Exercise instructions:
Reproduce all the lines exactly as they stand, apart from the pictures.

Data entries for graphics:
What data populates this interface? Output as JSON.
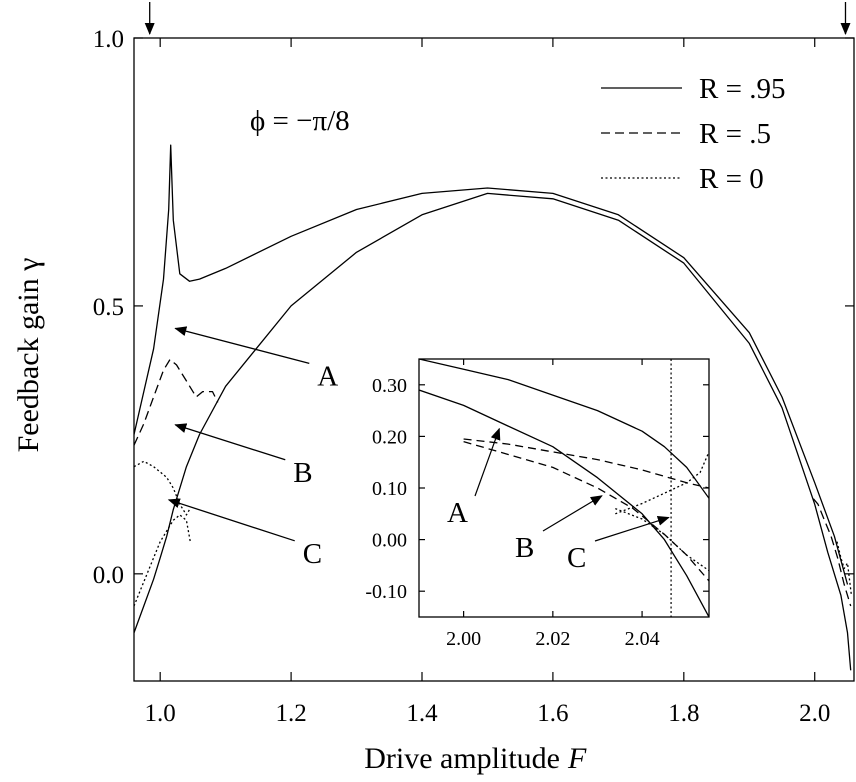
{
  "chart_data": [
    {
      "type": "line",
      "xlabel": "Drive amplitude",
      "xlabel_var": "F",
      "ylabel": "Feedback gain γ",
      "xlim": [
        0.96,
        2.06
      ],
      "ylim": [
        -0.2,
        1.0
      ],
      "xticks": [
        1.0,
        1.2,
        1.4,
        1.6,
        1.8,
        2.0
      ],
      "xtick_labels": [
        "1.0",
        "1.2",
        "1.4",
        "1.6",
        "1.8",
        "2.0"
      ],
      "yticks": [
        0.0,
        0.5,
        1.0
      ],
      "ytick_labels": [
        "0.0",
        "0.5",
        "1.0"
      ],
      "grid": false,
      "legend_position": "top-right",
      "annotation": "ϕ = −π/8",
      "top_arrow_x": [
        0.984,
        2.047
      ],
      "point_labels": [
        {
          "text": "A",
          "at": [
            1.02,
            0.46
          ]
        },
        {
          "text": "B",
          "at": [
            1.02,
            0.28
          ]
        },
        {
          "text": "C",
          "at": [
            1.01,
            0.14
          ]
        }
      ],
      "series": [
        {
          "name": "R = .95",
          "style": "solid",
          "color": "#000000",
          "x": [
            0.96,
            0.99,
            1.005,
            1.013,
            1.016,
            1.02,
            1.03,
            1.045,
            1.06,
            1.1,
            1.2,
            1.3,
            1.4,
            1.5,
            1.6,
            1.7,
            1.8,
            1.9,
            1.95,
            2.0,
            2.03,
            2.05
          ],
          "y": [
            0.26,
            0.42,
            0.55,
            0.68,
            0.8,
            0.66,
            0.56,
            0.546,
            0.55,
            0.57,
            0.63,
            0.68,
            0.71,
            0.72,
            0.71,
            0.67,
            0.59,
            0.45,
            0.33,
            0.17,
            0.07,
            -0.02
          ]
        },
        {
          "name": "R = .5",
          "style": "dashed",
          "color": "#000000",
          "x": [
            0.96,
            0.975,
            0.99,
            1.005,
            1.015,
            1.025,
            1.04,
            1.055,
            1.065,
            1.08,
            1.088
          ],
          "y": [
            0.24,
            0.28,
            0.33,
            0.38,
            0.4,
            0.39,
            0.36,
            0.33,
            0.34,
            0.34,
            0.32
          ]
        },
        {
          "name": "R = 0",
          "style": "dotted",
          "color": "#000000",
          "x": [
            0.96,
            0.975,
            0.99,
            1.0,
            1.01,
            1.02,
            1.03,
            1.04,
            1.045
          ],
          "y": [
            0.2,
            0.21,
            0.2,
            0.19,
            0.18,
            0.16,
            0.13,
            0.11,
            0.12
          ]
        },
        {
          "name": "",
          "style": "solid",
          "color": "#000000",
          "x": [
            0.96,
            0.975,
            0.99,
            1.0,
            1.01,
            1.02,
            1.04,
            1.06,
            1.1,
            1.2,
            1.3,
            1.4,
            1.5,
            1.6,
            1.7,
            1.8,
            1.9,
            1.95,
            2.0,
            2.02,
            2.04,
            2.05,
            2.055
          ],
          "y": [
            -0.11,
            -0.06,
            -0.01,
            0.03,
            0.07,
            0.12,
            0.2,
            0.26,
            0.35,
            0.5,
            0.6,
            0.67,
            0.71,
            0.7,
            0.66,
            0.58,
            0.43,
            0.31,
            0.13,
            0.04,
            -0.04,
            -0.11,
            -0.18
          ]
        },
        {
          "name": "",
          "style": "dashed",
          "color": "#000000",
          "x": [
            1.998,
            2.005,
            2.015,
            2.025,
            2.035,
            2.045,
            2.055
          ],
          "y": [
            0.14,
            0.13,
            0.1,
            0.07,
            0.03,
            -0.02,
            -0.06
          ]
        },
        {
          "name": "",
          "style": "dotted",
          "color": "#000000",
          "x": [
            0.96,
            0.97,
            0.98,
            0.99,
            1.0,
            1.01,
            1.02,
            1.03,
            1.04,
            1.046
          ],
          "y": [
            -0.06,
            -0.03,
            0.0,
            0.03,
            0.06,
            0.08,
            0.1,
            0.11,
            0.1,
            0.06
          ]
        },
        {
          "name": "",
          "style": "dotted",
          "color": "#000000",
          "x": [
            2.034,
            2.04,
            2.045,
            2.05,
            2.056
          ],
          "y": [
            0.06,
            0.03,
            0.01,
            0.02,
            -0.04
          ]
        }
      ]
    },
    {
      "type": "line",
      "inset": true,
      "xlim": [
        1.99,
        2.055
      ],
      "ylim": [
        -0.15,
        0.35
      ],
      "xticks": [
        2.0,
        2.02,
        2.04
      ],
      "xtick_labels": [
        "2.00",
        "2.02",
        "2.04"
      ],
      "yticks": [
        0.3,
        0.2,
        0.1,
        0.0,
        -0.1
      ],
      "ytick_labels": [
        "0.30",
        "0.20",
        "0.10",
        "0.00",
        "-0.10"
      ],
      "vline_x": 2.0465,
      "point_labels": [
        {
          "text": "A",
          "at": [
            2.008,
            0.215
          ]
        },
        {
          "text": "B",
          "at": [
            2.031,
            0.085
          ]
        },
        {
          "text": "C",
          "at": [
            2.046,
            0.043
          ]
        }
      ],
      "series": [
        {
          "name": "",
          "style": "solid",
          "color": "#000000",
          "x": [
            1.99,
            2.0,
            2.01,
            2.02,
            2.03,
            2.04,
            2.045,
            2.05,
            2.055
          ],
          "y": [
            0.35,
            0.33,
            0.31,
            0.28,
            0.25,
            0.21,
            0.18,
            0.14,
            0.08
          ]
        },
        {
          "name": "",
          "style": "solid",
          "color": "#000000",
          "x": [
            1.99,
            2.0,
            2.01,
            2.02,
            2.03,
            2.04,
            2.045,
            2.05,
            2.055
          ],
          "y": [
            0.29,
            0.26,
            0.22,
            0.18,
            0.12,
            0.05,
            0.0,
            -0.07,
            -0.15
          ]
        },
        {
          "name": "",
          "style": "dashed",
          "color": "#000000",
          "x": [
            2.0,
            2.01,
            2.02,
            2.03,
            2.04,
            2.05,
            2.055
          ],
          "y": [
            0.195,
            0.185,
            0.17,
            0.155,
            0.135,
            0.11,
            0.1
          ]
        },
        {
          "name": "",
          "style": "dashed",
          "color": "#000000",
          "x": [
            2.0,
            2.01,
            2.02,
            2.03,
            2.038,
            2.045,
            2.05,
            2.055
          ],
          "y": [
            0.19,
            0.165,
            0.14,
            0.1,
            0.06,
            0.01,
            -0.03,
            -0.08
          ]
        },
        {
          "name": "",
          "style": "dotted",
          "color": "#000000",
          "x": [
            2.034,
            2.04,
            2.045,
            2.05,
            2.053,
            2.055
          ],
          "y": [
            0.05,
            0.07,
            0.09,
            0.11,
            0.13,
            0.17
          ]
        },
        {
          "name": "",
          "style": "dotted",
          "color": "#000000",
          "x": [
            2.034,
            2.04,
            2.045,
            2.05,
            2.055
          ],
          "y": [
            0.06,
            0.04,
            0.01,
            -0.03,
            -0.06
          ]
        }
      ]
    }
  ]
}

Output of the task:
What data populates this interface? Output as JSON.
{
  "chart_data": [
    {
      "type": "line",
      "xlabel": "Drive amplitude",
      "xlabel_var": "F",
      "ylabel": "Feedback gain γ",
      "xlim": [
        0.96,
        2.06
      ],
      "ylim": [
        -0.2,
        1.0
      ],
      "xticks": [
        1.0,
        1.2,
        1.4,
        1.6,
        1.8,
        2.0
      ],
      "xtick_labels": [
        "1.0",
        "1.2",
        "1.4",
        "1.6",
        "1.8",
        "2.0"
      ],
      "yticks": [
        0.0,
        0.5,
        1.0
      ],
      "ytick_labels": [
        "0.0",
        "0.5",
        "1.0"
      ],
      "grid": false,
      "legend_position": "top-right",
      "annotation": "ϕ = −π/8",
      "top_arrow_x": [
        0.984,
        2.047
      ],
      "point_labels": [
        {
          "text": "A",
          "at": [
            1.02,
            0.46
          ]
        },
        {
          "text": "B",
          "at": [
            1.02,
            0.28
          ]
        },
        {
          "text": "C",
          "at": [
            1.01,
            0.14
          ]
        }
      ],
      "series": [
        {
          "name": "R = .95",
          "style": "solid",
          "color": "#000000",
          "x": [
            0.96,
            0.99,
            1.005,
            1.013,
            1.016,
            1.02,
            1.03,
            1.045,
            1.06,
            1.1,
            1.2,
            1.3,
            1.4,
            1.5,
            1.6,
            1.7,
            1.8,
            1.9,
            1.95,
            2.0,
            2.03,
            2.05
          ],
          "y": [
            0.26,
            0.42,
            0.55,
            0.68,
            0.8,
            0.66,
            0.56,
            0.546,
            0.55,
            0.57,
            0.63,
            0.68,
            0.71,
            0.72,
            0.71,
            0.67,
            0.59,
            0.45,
            0.33,
            0.17,
            0.07,
            -0.02
          ]
        },
        {
          "name": "R = .5",
          "style": "dashed",
          "color": "#000000",
          "x": [
            0.96,
            0.975,
            0.99,
            1.005,
            1.015,
            1.025,
            1.04,
            1.055,
            1.065,
            1.08,
            1.088
          ],
          "y": [
            0.24,
            0.28,
            0.33,
            0.38,
            0.4,
            0.39,
            0.36,
            0.33,
            0.34,
            0.34,
            0.32
          ]
        },
        {
          "name": "R = 0",
          "style": "dotted",
          "color": "#000000",
          "x": [
            0.96,
            0.975,
            0.99,
            1.0,
            1.01,
            1.02,
            1.03,
            1.04,
            1.045
          ],
          "y": [
            0.2,
            0.21,
            0.2,
            0.19,
            0.18,
            0.16,
            0.13,
            0.11,
            0.12
          ]
        },
        {
          "name": "",
          "style": "solid",
          "color": "#000000",
          "x": [
            0.96,
            0.975,
            0.99,
            1.0,
            1.01,
            1.02,
            1.04,
            1.06,
            1.1,
            1.2,
            1.3,
            1.4,
            1.5,
            1.6,
            1.7,
            1.8,
            1.9,
            1.95,
            2.0,
            2.02,
            2.04,
            2.05,
            2.055
          ],
          "y": [
            -0.11,
            -0.06,
            -0.01,
            0.03,
            0.07,
            0.12,
            0.2,
            0.26,
            0.35,
            0.5,
            0.6,
            0.67,
            0.71,
            0.7,
            0.66,
            0.58,
            0.43,
            0.31,
            0.13,
            0.04,
            -0.04,
            -0.11,
            -0.18
          ]
        },
        {
          "name": "",
          "style": "dashed",
          "color": "#000000",
          "x": [
            1.998,
            2.005,
            2.015,
            2.025,
            2.035,
            2.045,
            2.055
          ],
          "y": [
            0.14,
            0.13,
            0.1,
            0.07,
            0.03,
            -0.02,
            -0.06
          ]
        },
        {
          "name": "",
          "style": "dotted",
          "color": "#000000",
          "x": [
            0.96,
            0.97,
            0.98,
            0.99,
            1.0,
            1.01,
            1.02,
            1.03,
            1.04,
            1.046
          ],
          "y": [
            -0.06,
            -0.03,
            0.0,
            0.03,
            0.06,
            0.08,
            0.1,
            0.11,
            0.1,
            0.06
          ]
        },
        {
          "name": "",
          "style": "dotted",
          "color": "#000000",
          "x": [
            2.034,
            2.04,
            2.045,
            2.05,
            2.056
          ],
          "y": [
            0.06,
            0.03,
            0.01,
            0.02,
            -0.04
          ]
        }
      ]
    },
    {
      "type": "line",
      "inset": true,
      "xlim": [
        1.99,
        2.055
      ],
      "ylim": [
        -0.15,
        0.35
      ],
      "xticks": [
        2.0,
        2.02,
        2.04
      ],
      "xtick_labels": [
        "2.00",
        "2.02",
        "2.04"
      ],
      "yticks": [
        0.3,
        0.2,
        0.1,
        0.0,
        -0.1
      ],
      "ytick_labels": [
        "0.30",
        "0.20",
        "0.10",
        "0.00",
        "-0.10"
      ],
      "vline_x": 2.0465,
      "point_labels": [
        {
          "text": "A",
          "at": [
            2.008,
            0.215
          ]
        },
        {
          "text": "B",
          "at": [
            2.031,
            0.085
          ]
        },
        {
          "text": "C",
          "at": [
            2.046,
            0.043
          ]
        }
      ],
      "series": [
        {
          "name": "",
          "style": "solid",
          "color": "#000000",
          "x": [
            1.99,
            2.0,
            2.01,
            2.02,
            2.03,
            2.04,
            2.045,
            2.05,
            2.055
          ],
          "y": [
            0.35,
            0.33,
            0.31,
            0.28,
            0.25,
            0.21,
            0.18,
            0.14,
            0.08
          ]
        },
        {
          "name": "",
          "style": "solid",
          "color": "#000000",
          "x": [
            1.99,
            2.0,
            2.01,
            2.02,
            2.03,
            2.04,
            2.045,
            2.05,
            2.055
          ],
          "y": [
            0.29,
            0.26,
            0.22,
            0.18,
            0.12,
            0.05,
            0.0,
            -0.07,
            -0.15
          ]
        },
        {
          "name": "",
          "style": "dashed",
          "color": "#000000",
          "x": [
            2.0,
            2.01,
            2.02,
            2.03,
            2.04,
            2.05,
            2.055
          ],
          "y": [
            0.195,
            0.185,
            0.17,
            0.155,
            0.135,
            0.11,
            0.1
          ]
        },
        {
          "name": "",
          "style": "dashed",
          "color": "#000000",
          "x": [
            2.0,
            2.01,
            2.02,
            2.03,
            2.038,
            2.045,
            2.05,
            2.055
          ],
          "y": [
            0.19,
            0.165,
            0.14,
            0.1,
            0.06,
            0.01,
            -0.03,
            -0.08
          ]
        },
        {
          "name": "",
          "style": "dotted",
          "color": "#000000",
          "x": [
            2.034,
            2.04,
            2.045,
            2.05,
            2.053,
            2.055
          ],
          "y": [
            0.05,
            0.07,
            0.09,
            0.11,
            0.13,
            0.17
          ]
        },
        {
          "name": "",
          "style": "dotted",
          "color": "#000000",
          "x": [
            2.034,
            2.04,
            2.045,
            2.05,
            2.055
          ],
          "y": [
            0.06,
            0.04,
            0.01,
            -0.03,
            -0.06
          ]
        }
      ]
    }
  ]
}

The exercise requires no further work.